The year began with many financial firms attempting to minimize losses tied to rising mortgage defaults and the deteriorating housing market. Investment bank Bear Stearns Cos., which was heavily invested in bonds backed by troubled mortgages, was among the first to crack.

In March, clients pulled money out of the investment bank fearing it wouldn't be able to meet its financial obligations. Its stock -- which had traded as high as $153.50 in June 2007 according to Ned Davis Research -- tumbled. The government helped broker a deal to sell Bear Stearns to JPMorgan Chase & Co. for $10 per share, after an initial price of $2 per share. The plan marked the beginning of the U.S. government's effort and billions of dollars spent to rescue the troubled industry.

Problems broadened in the credit and lending markets through the summer and exploded in September. The pain extended to financial services companies including insurers and mortgage, student and credit card lenders.

"One would've had to be an incredibly dour person to imagine that type of destruction," said Anton Schutz, portfolio manager of the Burnham Financial Industries Fund and Burnham Financial Services Fund. "Firms focused on lending to homeowners failed and firms with tremendous securities portfolios linked to those loans failed."

The Dow Jones U.S. General Financial Services Index slid 64 percent in 2008 as shares of companies like student lender Sallie Mae and asset manager Janus Capital Group Inc. lost between half or nearly all of their value. In the same period, the Dow Jones Total Market index fell 40 percent and the Standard & Poor's 500 index dropped 39 percent.

Companies heavily invested in mortgage lending fared the worst throughout the year. IndyMac Bancorp Inc., a California-based bank that focused primarily on mortgage lending, failed in July.

In September, mortgage financiers Fannie Mae and Freddie Mac, which own or guarantee nearly half of all U.S. mortgages, were taken over by the government. Each company's shares fall about 98 percent in 2008.

"At the beginning of the year, the focus was on subprime and really all residential real estate credit," said Frederick Cannon, an analyst at Keefe, Bruyette & Woods Inc. "At the end of the year, (the industry) was looking at credit risk across all debt."

Lehman was devastated, in part, by its business in complex insurancelike instruments called credit default swaps. Problems with swaps also led the government to bailout insurance giant American International Group Inc. with a package of loans now totaling about $150 billion. Citigroup Inc. also received billions of dollars in aid from the government amid concern about its capital position. Citi shares fell 77 percent during the year.

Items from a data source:
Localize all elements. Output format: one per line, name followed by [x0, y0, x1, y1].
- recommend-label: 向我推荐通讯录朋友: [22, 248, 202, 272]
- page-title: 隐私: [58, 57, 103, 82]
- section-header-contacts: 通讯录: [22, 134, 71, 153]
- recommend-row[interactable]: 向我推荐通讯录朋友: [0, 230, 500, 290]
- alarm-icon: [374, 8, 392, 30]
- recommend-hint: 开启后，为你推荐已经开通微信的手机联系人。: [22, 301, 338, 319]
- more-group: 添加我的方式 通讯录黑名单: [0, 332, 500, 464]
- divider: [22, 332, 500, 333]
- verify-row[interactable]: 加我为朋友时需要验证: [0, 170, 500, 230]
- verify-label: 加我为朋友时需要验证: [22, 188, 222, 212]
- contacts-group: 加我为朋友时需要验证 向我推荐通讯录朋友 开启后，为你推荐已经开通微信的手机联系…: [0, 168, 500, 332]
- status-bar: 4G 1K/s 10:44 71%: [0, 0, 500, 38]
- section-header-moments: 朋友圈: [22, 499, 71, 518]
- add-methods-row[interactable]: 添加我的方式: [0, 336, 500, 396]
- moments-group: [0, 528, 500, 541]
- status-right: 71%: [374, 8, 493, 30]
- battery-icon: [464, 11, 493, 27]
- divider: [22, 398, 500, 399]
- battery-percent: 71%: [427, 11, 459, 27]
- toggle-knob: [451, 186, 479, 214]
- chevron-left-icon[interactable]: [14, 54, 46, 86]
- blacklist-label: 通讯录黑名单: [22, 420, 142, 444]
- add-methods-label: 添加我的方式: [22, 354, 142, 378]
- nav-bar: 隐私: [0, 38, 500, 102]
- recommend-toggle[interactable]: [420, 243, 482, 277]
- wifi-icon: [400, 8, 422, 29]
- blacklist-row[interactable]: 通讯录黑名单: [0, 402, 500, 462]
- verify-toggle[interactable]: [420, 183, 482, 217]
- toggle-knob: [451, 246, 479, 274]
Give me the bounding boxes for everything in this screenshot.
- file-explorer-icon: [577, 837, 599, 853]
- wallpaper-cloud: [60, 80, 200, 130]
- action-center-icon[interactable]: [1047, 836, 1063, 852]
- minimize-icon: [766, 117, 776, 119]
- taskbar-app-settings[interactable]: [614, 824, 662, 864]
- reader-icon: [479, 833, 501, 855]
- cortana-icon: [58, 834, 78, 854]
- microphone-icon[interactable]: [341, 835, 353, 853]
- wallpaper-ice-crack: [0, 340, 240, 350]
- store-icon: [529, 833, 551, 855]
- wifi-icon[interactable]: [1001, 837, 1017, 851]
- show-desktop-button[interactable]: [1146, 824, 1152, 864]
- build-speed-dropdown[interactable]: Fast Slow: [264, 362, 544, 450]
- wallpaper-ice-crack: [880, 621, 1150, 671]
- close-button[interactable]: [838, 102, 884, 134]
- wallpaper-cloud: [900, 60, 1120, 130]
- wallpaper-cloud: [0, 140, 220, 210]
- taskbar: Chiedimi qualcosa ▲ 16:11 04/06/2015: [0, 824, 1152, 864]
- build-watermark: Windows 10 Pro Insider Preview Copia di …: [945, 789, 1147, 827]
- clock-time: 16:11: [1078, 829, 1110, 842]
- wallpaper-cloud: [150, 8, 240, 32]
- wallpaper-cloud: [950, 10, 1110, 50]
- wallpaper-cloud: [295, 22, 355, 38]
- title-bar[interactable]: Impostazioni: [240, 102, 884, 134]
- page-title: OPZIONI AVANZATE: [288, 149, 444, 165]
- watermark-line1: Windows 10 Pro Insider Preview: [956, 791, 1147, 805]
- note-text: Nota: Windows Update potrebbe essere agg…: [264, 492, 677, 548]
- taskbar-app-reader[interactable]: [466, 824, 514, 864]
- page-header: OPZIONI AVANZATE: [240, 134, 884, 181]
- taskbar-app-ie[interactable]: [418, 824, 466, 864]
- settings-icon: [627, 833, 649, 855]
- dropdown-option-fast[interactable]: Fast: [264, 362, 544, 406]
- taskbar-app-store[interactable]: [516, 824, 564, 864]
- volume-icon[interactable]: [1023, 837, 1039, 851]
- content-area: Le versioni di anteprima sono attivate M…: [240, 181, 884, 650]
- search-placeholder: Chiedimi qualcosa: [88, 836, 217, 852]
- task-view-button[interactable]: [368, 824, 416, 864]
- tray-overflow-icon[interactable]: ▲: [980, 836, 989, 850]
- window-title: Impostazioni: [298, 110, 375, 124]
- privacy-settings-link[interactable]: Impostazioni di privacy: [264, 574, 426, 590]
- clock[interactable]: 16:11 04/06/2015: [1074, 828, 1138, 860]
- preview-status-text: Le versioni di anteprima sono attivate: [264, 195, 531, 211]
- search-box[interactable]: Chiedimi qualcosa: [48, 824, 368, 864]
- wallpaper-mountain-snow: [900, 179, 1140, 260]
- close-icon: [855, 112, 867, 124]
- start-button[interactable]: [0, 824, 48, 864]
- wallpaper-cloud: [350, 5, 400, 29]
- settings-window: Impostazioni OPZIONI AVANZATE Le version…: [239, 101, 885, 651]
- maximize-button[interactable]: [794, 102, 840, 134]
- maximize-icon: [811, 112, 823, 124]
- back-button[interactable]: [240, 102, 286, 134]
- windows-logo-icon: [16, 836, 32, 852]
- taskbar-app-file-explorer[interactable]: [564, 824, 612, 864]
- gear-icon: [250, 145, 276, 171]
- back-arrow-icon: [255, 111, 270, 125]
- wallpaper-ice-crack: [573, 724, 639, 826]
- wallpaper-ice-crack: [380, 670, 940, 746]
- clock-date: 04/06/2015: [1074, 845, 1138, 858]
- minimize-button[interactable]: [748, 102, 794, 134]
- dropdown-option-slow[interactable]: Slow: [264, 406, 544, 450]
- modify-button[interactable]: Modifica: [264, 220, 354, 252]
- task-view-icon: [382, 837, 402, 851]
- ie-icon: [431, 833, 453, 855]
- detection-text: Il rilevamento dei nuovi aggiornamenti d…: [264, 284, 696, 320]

→ **Exercise instructions**:
- a) In the article about the 2008 financial sector, what final price per share did JPMorgan Chase agree to pay for Bear Stearns?
- b) Write out the article about the 2008 financial sector word for word, from "The Dow Jones U.S." up to and including "dropped 39 percent.".
Rely only on the article about the 2008 financial sector for your answers.

→ **Your written answers**:
- a) $10 per share.

- b)
The Dow Jones U.S. General Financial Services Index slid 64 percent in 2008 as shares of companies like student lender Sallie Mae and asset manager Janus Capital Group Inc. lost between half or nearly all of their value. In the same period, the Dow Jones Total Market index fell 40 percent and the Standard & Poor's 500 index dropped 39 percent.